── Excerpted records
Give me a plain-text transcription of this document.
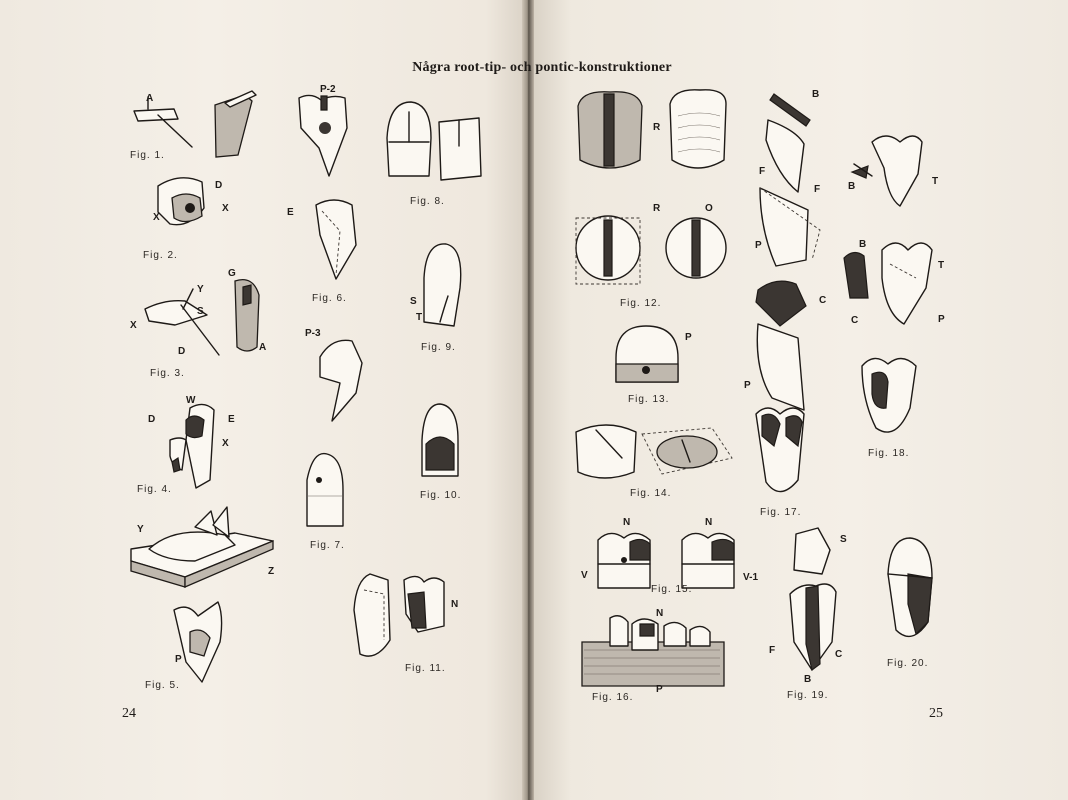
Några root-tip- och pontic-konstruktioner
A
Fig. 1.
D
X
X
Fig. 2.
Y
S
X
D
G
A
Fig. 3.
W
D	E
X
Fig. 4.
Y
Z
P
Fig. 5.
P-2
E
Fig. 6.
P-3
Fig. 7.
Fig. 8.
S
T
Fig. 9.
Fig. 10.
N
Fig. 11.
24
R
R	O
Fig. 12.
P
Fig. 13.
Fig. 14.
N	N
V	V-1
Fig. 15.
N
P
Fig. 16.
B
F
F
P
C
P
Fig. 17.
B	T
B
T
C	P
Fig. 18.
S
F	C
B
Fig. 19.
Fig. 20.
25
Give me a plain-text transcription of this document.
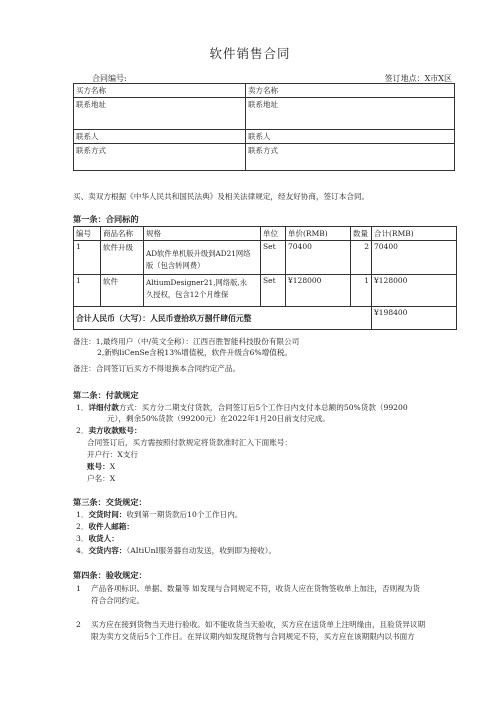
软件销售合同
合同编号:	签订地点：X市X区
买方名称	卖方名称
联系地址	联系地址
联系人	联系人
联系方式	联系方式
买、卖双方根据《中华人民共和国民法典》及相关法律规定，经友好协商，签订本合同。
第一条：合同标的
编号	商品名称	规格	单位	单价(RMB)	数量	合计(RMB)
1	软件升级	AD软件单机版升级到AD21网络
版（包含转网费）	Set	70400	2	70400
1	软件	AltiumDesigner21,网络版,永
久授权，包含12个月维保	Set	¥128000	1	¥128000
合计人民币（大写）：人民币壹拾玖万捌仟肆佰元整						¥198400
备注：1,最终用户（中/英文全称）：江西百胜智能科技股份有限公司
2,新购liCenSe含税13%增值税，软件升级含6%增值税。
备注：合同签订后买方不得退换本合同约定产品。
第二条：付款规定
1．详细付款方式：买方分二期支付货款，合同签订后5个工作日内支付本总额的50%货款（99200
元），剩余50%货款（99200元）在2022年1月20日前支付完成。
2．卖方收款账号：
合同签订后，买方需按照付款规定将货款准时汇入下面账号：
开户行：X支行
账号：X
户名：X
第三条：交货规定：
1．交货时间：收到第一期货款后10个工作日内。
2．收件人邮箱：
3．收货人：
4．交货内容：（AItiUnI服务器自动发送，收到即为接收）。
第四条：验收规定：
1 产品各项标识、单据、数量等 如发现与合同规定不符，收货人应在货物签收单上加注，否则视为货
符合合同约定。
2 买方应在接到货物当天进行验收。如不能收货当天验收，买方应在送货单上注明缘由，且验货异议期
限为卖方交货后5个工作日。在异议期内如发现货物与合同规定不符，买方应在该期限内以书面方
────
» **The problem**: Copy each line of the records precisely and drop any images they hold.

» **Problem solution**:
Give me a plain-text transcription of this document.
Några root-tip- och pontic-konstruktioner
A
Fig. 1.
D
X
X
Fig. 2.
Y
S
X
D
G
A
Fig. 3.
W
D	E
X
Fig. 4.
Y
Z
P
Fig. 5.
P-2
E
Fig. 6.
P-3
Fig. 7.
Fig. 8.
S
T
Fig. 9.
Fig. 10.
N
Fig. 11.
24
R
R	O
Fig. 12.
P
Fig. 13.
Fig. 14.
N	N
V	V-1
Fig. 15.
N
P
Fig. 16.
B
F
F
P
C
P
Fig. 17.
B	T
B
T
C	P
Fig. 18.
S
F	C
B
Fig. 19.
Fig. 20.
25
Give me a plain-text transcription of this document.
软件销售合同
合同编号:	签订地点：X市X区
买方名称	卖方名称
联系地址	联系地址
联系人	联系人
联系方式	联系方式
买、卖双方根据《中华人民共和国民法典》及相关法律规定，经友好协商，签订本合同。
第一条：合同标的
编号	商品名称	规格	单位	单价(RMB)	数量	合计(RMB)
1	软件升级	AD软件单机版升级到AD21网络
版（包含转网费）	Set	70400	2	70400
1	软件	AltiumDesigner21,网络版,永
久授权，包含12个月维保	Set	¥128000	1	¥128000
合计人民币（大写）：人民币壹拾玖万捌仟肆佰元整						¥198400
备注：1,最终用户（中/英文全称）：江西百胜智能科技股份有限公司
2,新购liCenSe含税13%增值税，软件升级含6%增值税。
备注：合同签订后买方不得退换本合同约定产品。
第二条：付款规定
1．详细付款方式：买方分二期支付货款，合同签订后5个工作日内支付本总额的50%货款（99200
元），剩余50%货款（99200元）在2022年1月20日前支付完成。
2．卖方收款账号：
合同签订后，买方需按照付款规定将货款准时汇入下面账号：
开户行：X支行
账号：X
户名：X
第三条：交货规定：
1．交货时间：收到第一期货款后10个工作日内。
2．收件人邮箱：
3．收货人：
4．交货内容：（AItiUnI服务器自动发送，收到即为接收）。
第四条：验收规定：
1 产品各项标识、单据、数量等 如发现与合同规定不符，收货人应在货物签收单上加注，否则视为货
符合合同约定。
2 买方应在接到货物当天进行验收。如不能收货当天验收，买方应在送货单上注明缘由，且验货异议期
限为卖方交货后5个工作日。在异议期内如发现货物与合同规定不符，买方应在该期限内以书面方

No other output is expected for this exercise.